* _DATA SHOWN_
════════
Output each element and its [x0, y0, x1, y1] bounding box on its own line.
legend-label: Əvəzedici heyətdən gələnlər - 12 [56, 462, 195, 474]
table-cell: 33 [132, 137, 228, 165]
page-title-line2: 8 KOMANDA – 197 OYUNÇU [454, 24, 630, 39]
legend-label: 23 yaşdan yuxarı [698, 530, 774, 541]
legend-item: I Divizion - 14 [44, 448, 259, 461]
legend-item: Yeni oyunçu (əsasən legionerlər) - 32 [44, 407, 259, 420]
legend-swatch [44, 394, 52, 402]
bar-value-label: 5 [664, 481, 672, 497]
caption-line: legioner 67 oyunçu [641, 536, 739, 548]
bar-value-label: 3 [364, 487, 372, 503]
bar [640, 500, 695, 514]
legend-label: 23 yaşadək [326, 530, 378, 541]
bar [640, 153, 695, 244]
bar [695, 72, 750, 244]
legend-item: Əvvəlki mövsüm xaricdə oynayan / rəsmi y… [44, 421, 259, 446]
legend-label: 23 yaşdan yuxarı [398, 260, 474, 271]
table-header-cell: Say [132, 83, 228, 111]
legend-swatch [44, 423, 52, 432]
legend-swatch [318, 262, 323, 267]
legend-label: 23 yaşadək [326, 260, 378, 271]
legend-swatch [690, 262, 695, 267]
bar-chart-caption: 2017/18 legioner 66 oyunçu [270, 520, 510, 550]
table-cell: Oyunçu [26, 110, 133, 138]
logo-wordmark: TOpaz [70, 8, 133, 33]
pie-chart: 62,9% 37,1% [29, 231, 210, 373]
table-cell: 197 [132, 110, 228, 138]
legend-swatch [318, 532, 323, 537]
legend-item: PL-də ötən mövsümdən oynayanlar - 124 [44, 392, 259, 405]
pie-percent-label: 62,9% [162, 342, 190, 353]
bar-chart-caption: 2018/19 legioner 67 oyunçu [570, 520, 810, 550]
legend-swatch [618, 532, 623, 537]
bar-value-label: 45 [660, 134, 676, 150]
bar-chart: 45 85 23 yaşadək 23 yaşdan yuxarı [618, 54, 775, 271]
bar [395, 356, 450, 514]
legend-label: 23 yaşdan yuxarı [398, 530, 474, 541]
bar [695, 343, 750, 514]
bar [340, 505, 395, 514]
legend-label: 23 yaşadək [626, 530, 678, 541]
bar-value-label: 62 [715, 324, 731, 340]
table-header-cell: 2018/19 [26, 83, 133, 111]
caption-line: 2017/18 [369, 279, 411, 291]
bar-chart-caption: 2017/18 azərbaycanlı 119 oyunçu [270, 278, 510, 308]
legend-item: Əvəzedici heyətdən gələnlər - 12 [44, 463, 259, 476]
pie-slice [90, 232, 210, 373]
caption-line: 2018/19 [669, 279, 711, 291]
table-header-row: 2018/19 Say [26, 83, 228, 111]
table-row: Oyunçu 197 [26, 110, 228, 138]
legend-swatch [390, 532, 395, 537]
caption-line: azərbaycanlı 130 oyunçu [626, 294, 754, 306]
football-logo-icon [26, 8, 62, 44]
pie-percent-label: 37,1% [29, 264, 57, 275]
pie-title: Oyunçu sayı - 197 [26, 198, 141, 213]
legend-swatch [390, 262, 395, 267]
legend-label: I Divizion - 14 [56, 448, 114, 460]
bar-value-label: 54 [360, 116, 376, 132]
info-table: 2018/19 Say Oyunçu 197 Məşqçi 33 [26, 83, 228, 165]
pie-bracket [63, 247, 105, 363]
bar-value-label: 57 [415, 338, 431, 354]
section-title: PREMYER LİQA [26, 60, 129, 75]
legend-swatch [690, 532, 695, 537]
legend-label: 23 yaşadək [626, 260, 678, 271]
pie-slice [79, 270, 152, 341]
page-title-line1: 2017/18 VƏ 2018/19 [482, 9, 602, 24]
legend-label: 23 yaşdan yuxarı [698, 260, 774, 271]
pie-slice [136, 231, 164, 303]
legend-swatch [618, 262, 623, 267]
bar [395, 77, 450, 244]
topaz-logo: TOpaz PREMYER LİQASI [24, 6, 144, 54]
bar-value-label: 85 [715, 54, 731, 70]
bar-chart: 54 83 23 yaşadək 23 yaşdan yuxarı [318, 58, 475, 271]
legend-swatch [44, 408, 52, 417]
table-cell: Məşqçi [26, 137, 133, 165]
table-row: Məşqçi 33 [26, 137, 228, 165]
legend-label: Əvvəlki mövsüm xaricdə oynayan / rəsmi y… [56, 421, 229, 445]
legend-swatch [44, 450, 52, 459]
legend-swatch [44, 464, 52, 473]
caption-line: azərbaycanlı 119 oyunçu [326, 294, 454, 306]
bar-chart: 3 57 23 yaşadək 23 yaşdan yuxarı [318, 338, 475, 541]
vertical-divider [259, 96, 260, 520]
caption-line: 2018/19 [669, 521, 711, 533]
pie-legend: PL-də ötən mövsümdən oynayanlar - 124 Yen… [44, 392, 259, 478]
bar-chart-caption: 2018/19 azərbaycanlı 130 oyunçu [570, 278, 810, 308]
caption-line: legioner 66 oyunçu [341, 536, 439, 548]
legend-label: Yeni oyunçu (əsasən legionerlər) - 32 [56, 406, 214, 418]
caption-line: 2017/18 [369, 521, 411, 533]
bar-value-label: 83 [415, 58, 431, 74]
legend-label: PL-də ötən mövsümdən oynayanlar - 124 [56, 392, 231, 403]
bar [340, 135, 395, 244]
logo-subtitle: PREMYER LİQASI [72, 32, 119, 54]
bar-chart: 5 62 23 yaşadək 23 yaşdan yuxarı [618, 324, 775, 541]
════════
* _AIM OF THE EXERCISE_
Rewrite the listing above, from its first line through the line containing "legend-item: I Divizion", as a JSON list of strings with one string per line and no blank lines.

* _EXERCISE RESPONSE_
[
  "Output each element and its [x0, y0, x1, y1] bounding box on its own line.",
  "legend-label: Əvəzedici heyətdən gələnlər - 12 [56, 462, 195, 474]",
  "table-cell: 33 [132, 137, 228, 165]",
  "page-title-line2: 8 KOMANDA – 197 OYUNÇU [454, 24, 630, 39]",
  "legend-label: 23 yaşdan yuxarı [698, 530, 774, 541]",
  "legend-item: I Divizion - 14 [44, 448, 259, 461]"
]